> Objective A
In the listing, starting at its first line and ending at the line containing "room-boundary <box>35 47 355 364</box>", rename "wall-segment-middle" to "wall-segment-center" and return those lines with nothing else altered.

> Text excerpt
········

I get the logic — go where AI can't go, do physical work, own a local service business. Fine. But it completely misses the point.
The answer isn't to retreat to a category AI hasn't reached yet. That's a timer, not a strategy.
The answer is to operate in layers AI can never reach. Not because of a technical limitation that'll be solved in the next model update. Because they require being a specific human with a specific history making specific bets.
Trust
Not "trusted brand." Not social proof. Not five thousand five-star reviews.
I mean the kind of trust where someone takes your word without fact-checking it.
Where they hand you money and don't check the math.
Where they know that if you say something, you've already done the work.
That trust lives in shared history. In promises you kept when it would've been easier not to. In a track record that exists in the memories of specific people who dealt with you over years.
A model can simulate trustworthy-sounding language. But trust isn't language. It's time.
Stakes
I post with my name on it. My clients see it. My partners see it. My future enemies see it. If I'm wrong about something, it costs me — money, reputation, relationships.
Most people giving opinions online lose nothing if they're wrong. They're background noise.
You scroll past them to the information, and you should, because why would you listen to someone who has nothing on the line?
People can feel the difference between a stakeholder and a commentator instantly. There's a reason you trust the founder who bet their savings over the analyst who bet their Twitter engagement.
Relationships
Not networking. Not "reaching out on X." Not the event where your name is forgotten ten seconds after the handshake.
I'm talking about the kind where someone picks up the phone at 2 am. Where there's a history that no introduction, no DM, no mutual connection can replicate.
I have maybe five people like that. It took twenty years. There's no shortcut. There's no prompt for it. It takes time and it takes being a person worth knowing.
Identity
This is the one most people skip.

········

Part of a data file
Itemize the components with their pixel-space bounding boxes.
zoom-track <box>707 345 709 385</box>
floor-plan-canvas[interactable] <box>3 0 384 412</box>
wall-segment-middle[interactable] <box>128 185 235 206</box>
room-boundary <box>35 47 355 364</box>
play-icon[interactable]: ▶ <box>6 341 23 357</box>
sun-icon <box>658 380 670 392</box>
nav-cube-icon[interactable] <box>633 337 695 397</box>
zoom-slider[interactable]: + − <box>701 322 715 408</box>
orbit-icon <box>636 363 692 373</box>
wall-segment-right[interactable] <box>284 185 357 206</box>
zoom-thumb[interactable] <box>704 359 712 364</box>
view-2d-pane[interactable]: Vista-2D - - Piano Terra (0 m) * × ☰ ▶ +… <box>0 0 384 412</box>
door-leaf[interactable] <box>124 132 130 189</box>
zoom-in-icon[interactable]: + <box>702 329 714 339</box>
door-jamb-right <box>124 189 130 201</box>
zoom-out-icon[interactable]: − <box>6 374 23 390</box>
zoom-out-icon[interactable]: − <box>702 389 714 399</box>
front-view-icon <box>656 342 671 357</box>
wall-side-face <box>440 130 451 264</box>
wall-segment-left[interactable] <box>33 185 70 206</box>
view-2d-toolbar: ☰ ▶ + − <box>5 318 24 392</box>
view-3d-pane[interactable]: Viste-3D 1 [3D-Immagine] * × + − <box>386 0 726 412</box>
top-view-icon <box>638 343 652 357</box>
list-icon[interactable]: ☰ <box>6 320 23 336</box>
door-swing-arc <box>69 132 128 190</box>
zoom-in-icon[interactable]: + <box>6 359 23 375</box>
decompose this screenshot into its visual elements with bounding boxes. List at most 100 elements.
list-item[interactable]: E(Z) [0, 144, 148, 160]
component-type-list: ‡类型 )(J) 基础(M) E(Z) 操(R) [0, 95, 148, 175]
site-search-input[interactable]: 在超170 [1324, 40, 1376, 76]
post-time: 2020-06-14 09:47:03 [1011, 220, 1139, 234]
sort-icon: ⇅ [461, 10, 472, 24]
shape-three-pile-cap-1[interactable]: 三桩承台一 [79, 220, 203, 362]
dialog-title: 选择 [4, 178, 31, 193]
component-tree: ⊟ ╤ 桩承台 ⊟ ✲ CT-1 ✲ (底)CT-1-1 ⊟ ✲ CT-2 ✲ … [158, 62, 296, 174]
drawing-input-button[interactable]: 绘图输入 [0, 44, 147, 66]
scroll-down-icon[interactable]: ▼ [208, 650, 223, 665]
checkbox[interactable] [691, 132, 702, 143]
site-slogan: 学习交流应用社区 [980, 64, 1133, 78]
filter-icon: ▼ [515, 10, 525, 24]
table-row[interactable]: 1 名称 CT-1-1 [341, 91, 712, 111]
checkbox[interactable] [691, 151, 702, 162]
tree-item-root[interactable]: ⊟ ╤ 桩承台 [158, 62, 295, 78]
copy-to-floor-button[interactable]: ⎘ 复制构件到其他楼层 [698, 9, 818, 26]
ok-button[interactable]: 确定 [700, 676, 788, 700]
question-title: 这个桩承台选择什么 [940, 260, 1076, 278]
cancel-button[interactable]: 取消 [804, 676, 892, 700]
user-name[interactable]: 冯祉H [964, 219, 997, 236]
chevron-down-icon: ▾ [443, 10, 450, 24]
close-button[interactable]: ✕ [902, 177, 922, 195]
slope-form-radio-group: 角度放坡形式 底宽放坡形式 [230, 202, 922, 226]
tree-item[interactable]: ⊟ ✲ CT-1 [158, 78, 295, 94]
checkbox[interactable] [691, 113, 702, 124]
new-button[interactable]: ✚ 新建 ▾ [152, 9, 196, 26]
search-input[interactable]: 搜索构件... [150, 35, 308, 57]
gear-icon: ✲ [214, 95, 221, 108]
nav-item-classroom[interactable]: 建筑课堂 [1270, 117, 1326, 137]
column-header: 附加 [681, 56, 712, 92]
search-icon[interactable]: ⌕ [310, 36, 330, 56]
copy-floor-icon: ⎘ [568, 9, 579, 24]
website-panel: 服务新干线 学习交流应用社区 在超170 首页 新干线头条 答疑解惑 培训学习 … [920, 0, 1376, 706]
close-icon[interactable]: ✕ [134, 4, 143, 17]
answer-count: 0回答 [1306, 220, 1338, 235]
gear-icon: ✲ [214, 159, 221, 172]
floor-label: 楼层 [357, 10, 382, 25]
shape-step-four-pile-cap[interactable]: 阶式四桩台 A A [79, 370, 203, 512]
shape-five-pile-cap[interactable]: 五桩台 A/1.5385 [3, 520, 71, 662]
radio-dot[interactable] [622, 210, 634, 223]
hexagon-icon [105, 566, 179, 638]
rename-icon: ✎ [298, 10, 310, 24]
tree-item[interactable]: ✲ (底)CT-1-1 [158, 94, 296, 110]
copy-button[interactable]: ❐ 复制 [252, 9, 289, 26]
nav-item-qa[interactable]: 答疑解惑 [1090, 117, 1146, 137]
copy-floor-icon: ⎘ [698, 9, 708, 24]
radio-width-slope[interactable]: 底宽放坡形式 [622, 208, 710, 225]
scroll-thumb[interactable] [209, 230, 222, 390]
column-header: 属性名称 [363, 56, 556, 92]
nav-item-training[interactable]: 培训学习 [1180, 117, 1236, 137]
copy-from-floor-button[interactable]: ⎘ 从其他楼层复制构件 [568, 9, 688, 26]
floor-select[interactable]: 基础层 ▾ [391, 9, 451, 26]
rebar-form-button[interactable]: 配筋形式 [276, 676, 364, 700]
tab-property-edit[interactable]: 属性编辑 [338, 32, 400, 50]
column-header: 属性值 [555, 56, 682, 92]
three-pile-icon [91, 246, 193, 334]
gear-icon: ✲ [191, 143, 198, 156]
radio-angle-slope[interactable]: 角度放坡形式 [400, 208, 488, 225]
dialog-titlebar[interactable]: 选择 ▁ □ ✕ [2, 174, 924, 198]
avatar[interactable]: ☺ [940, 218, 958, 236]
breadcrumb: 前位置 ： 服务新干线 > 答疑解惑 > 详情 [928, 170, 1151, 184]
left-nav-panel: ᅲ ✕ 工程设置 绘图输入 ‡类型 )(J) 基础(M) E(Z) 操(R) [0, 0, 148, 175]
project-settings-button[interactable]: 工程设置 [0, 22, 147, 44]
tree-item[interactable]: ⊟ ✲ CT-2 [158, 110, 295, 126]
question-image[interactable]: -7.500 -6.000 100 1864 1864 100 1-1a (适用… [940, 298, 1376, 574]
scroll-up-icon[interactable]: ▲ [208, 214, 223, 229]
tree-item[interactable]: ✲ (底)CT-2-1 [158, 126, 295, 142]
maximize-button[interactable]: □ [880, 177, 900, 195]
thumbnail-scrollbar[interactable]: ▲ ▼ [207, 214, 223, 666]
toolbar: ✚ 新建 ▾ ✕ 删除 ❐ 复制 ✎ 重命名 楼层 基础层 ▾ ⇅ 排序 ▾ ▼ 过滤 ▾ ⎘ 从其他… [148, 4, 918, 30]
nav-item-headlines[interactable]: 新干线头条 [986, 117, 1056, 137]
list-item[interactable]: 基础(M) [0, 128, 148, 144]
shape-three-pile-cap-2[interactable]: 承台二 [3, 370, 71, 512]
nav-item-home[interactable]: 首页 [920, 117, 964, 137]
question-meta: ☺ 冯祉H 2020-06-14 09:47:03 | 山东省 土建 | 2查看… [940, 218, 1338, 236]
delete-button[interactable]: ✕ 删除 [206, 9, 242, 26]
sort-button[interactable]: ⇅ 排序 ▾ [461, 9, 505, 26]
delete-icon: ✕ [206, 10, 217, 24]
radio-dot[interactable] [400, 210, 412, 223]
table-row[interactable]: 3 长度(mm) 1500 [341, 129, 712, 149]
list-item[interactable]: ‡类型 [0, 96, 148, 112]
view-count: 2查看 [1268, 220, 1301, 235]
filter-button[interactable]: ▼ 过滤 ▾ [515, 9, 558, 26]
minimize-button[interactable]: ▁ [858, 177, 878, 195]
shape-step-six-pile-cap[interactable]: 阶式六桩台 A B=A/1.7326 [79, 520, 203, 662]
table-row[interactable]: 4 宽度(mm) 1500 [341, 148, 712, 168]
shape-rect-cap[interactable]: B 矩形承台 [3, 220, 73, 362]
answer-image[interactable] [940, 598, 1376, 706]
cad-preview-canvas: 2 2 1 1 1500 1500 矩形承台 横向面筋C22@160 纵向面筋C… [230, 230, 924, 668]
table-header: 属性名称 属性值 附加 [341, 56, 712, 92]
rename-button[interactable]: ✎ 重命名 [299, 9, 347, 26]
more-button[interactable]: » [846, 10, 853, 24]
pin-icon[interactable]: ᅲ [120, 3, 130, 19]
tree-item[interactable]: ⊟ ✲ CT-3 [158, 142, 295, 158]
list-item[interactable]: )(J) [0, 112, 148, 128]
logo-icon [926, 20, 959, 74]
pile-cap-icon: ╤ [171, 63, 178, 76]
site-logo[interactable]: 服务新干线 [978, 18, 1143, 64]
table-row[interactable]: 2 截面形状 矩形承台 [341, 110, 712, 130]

········

> Objective B
According to the text on layers AI can never reach, how long did it take the writer to gain the maybe five people who would pick up the phone at 2 am?

> Output A
Itemize the components with their pixel-space bounding boxes.
zoom-track <box>707 345 709 385</box>
floor-plan-canvas[interactable] <box>3 0 384 412</box>
wall-segment-center[interactable] <box>128 185 235 206</box>
room-boundary <box>35 47 355 364</box>

> Output B
Twenty years.